■ THE PROBLEM:
All that is asked is a faithful reproduction of the entries.
[[ INFORMATION SUPPLIED open ]]
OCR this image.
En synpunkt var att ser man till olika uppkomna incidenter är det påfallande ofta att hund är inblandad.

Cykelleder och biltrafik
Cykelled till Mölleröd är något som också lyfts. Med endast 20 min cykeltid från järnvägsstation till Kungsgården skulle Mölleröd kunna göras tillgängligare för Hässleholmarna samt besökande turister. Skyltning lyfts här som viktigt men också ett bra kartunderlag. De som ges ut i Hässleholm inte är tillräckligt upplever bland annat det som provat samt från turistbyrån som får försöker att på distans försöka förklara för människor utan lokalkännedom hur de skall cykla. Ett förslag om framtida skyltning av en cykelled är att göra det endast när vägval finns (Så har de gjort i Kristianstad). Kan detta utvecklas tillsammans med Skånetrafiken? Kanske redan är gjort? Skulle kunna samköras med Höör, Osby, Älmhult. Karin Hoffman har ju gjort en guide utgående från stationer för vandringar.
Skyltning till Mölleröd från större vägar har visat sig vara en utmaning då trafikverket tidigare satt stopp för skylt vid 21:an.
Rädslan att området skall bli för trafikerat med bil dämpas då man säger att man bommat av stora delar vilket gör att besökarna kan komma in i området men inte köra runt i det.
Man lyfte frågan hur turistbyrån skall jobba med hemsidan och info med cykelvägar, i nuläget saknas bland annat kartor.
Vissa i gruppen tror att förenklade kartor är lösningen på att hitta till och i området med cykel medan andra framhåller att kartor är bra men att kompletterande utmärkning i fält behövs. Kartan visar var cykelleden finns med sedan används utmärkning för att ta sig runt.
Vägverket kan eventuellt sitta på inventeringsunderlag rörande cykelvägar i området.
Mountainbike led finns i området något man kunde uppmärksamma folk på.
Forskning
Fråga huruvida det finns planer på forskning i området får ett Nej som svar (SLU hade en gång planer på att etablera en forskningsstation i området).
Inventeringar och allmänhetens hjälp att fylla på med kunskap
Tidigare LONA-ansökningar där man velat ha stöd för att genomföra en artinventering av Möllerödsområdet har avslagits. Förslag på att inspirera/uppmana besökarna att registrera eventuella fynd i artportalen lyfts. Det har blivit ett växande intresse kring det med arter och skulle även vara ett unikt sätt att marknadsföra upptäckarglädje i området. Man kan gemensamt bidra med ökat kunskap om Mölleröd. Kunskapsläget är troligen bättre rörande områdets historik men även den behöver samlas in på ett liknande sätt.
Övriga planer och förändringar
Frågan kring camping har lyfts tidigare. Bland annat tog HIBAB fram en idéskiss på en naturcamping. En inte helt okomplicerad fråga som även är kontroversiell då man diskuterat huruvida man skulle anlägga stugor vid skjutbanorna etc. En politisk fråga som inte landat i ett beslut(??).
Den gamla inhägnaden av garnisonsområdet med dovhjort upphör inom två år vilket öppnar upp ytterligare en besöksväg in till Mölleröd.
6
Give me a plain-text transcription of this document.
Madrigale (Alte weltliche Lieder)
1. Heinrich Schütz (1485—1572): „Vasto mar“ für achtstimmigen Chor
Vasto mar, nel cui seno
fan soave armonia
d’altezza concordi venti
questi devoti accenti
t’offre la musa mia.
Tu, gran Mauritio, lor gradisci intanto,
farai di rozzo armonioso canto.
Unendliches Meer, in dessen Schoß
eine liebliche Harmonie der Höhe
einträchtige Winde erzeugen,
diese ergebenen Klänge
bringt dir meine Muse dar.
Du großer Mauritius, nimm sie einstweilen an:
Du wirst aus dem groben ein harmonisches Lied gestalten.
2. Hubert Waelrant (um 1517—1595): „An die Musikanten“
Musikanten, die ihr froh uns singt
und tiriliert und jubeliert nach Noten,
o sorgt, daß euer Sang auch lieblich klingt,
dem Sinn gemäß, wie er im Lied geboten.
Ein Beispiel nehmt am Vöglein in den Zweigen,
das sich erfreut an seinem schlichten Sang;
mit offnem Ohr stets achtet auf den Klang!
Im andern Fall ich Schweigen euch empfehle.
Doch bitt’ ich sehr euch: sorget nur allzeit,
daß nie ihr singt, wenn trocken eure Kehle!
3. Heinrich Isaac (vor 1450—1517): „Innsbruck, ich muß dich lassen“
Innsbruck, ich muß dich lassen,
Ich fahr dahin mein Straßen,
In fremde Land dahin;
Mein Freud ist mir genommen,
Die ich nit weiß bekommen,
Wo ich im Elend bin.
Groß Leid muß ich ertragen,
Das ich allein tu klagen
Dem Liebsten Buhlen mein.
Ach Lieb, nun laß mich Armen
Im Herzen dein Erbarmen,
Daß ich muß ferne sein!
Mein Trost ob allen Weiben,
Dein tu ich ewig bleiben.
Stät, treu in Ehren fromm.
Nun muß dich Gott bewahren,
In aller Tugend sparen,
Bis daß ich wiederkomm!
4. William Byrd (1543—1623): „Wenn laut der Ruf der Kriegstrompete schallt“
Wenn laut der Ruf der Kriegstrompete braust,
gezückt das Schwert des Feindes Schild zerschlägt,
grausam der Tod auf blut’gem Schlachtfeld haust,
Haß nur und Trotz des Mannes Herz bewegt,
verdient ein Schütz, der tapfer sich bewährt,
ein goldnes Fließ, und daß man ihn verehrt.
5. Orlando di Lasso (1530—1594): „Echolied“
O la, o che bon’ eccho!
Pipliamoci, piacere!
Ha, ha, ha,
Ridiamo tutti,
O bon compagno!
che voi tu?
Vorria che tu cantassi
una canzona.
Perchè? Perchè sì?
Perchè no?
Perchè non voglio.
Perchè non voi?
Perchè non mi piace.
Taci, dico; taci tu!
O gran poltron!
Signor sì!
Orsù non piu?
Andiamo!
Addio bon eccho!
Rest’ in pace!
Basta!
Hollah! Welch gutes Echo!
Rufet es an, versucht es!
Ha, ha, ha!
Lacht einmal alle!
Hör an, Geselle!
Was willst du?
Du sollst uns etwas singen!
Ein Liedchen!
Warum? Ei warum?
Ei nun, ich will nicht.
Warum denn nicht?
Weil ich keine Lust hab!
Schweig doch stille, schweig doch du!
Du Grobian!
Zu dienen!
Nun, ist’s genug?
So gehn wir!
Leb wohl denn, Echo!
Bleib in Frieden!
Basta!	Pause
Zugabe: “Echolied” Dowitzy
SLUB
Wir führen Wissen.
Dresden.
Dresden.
[[ INFORMATION SUPPLIED closed ]]
■ RESULT FOR THIS TASK:
OCR this image.
En synpunkt var att ser man till olika uppkomna incidenter är det påfallande ofta att hund är inblandad.

Cykelleder och biltrafik
Cykelled till Mölleröd är något som också lyfts. Med endast 20 min cykeltid från järnvägsstation till Kungsgården skulle Mölleröd kunna göras tillgängligare för Hässleholmarna samt besökande turister. Skyltning lyfts här som viktigt men också ett bra kartunderlag. De som ges ut i Hässleholm inte är tillräckligt upplever bland annat det som provat samt från turistbyrån som får försöker att på distans försöka förklara för människor utan lokalkännedom hur de skall cykla. Ett förslag om framtida skyltning av en cykelled är att göra det endast när vägval finns (Så har de gjort i Kristianstad). Kan detta utvecklas tillsammans med Skånetrafiken? Kanske redan är gjort? Skulle kunna samköras med Höör, Osby, Älmhult. Karin Hoffman har ju gjort en guide utgående från stationer för vandringar.
Skyltning till Mölleröd från större vägar har visat sig vara en utmaning då trafikverket tidigare satt stopp för skylt vid 21:an.
Rädslan att området skall bli för trafikerat med bil dämpas då man säger att man bommat av stora delar vilket gör att besökarna kan komma in i området men inte köra runt i det.
Man lyfte frågan hur turistbyrån skall jobba med hemsidan och info med cykelvägar, i nuläget saknas bland annat kartor.
Vissa i gruppen tror att förenklade kartor är lösningen på att hitta till och i området med cykel medan andra framhåller att kartor är bra men att kompletterande utmärkning i fält behövs. Kartan visar var cykelleden finns med sedan används utmärkning för att ta sig runt.
Vägverket kan eventuellt sitta på inventeringsunderlag rörande cykelvägar i området.
Mountainbike led finns i området något man kunde uppmärksamma folk på.
Forskning
Fråga huruvida det finns planer på forskning i området får ett Nej som svar (SLU hade en gång planer på att etablera en forskningsstation i området).
Inventeringar och allmänhetens hjälp att fylla på med kunskap
Tidigare LONA-ansökningar där man velat ha stöd för att genomföra en artinventering av Möllerödsområdet har avslagits. Förslag på att inspirera/uppmana besökarna att registrera eventuella fynd i artportalen lyfts. Det har blivit ett växande intresse kring det med arter och skulle även vara ett unikt sätt att marknadsföra upptäckarglädje i området. Man kan gemensamt bidra med ökat kunskap om Mölleröd. Kunskapsläget är troligen bättre rörande områdets historik men även den behöver samlas in på ett liknande sätt.
Övriga planer och förändringar
Frågan kring camping har lyfts tidigare. Bland annat tog HIBAB fram en idéskiss på en naturcamping. En inte helt okomplicerad fråga som även är kontroversiell då man diskuterat huruvida man skulle anlägga stugor vid skjutbanorna etc. En politisk fråga som inte landat i ett beslut(??).
Den gamla inhägnaden av garnisonsområdet med dovhjort upphör inom två år vilket öppnar upp ytterligare en besöksväg in till Mölleröd.
6
Give me a plain-text transcription of this document.
Madrigale (Alte weltliche Lieder)
1. Heinrich Schütz (1485—1572): „Vasto mar“ für achtstimmigen Chor
Vasto mar, nel cui seno
fan soave armonia
d’altezza concordi venti
questi devoti accenti
t’offre la musa mia.
Tu, gran Mauritio, lor gradisci intanto,
farai di rozzo armonioso canto.
Unendliches Meer, in dessen Schoß
eine liebliche Harmonie der Höhe
einträchtige Winde erzeugen,
diese ergebenen Klänge
bringt dir meine Muse dar.
Du großer Mauritius, nimm sie einstweilen an:
Du wirst aus dem groben ein harmonisches Lied gestalten.
2. Hubert Waelrant (um 1517—1595): „An die Musikanten“
Musikanten, die ihr froh uns singt
und tiriliert und jubeliert nach Noten,
o sorgt, daß euer Sang auch lieblich klingt,
dem Sinn gemäß, wie er im Lied geboten.
Ein Beispiel nehmt am Vöglein in den Zweigen,
das sich erfreut an seinem schlichten Sang;
mit offnem Ohr stets achtet auf den Klang!
Im andern Fall ich Schweigen euch empfehle.
Doch bitt’ ich sehr euch: sorget nur allzeit,
daß nie ihr singt, wenn trocken eure Kehle!
3. Heinrich Isaac (vor 1450—1517): „Innsbruck, ich muß dich lassen“
Innsbruck, ich muß dich lassen,
Ich fahr dahin mein Straßen,
In fremde Land dahin;
Mein Freud ist mir genommen,
Die ich nit weiß bekommen,
Wo ich im Elend bin.
Groß Leid muß ich ertragen,
Das ich allein tu klagen
Dem Liebsten Buhlen mein.
Ach Lieb, nun laß mich Armen
Im Herzen dein Erbarmen,
Daß ich muß ferne sein!
Mein Trost ob allen Weiben,
Dein tu ich ewig bleiben.
Stät, treu in Ehren fromm.
Nun muß dich Gott bewahren,
In aller Tugend sparen,
Bis daß ich wiederkomm!
4. William Byrd (1543—1623): „Wenn laut der Ruf der Kriegstrompete schallt“
Wenn laut der Ruf der Kriegstrompete braust,
gezückt das Schwert des Feindes Schild zerschlägt,
grausam der Tod auf blut’gem Schlachtfeld haust,
Haß nur und Trotz des Mannes Herz bewegt,
verdient ein Schütz, der tapfer sich bewährt,
ein goldnes Fließ, und daß man ihn verehrt.
5. Orlando di Lasso (1530—1594): „Echolied“
O la, o che bon’ eccho!
Pipliamoci, piacere!
Ha, ha, ha,
Ridiamo tutti,
O bon compagno!
che voi tu?
Vorria che tu cantassi
una canzona.
Perchè? Perchè sì?
Perchè no?
Perchè non voglio.
Perchè non voi?
Perchè non mi piace.
Taci, dico; taci tu!
O gran poltron!
Signor sì!
Orsù non piu?
Andiamo!
Addio bon eccho!
Rest’ in pace!
Basta!
Hollah! Welch gutes Echo!
Rufet es an, versucht es!
Ha, ha, ha!
Lacht einmal alle!
Hör an, Geselle!
Was willst du?
Du sollst uns etwas singen!
Ein Liedchen!
Warum? Ei warum?
Ei nun, ich will nicht.
Warum denn nicht?
Weil ich keine Lust hab!
Schweig doch stille, schweig doch du!
Du Grobian!
Zu dienen!
Nun, ist’s genug?
So gehn wir!
Leb wohl denn, Echo!
Bleib in Frieden!
Basta!	Pause
Zugabe: “Echolied” Dowitzy
SLUB
Wir führen Wissen.
Dresden.
Dresden.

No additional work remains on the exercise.